## Work instructions
Among the records that follow, how many lines contain the word "slide"? Give the number and no other words.
======== Records shown
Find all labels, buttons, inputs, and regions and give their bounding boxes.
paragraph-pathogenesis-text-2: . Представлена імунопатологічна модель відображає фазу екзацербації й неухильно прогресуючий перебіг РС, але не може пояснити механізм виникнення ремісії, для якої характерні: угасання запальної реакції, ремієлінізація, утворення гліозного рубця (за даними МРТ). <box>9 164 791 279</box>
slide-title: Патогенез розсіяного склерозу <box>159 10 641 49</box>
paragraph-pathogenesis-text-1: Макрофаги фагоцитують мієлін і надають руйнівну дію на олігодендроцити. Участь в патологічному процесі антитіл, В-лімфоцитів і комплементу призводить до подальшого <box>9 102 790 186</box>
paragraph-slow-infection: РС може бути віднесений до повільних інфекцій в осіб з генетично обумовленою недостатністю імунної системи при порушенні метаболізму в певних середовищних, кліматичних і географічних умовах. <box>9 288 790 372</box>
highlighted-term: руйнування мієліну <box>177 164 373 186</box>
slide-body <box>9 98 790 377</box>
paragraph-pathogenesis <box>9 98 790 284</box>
================
## Answer for the task
2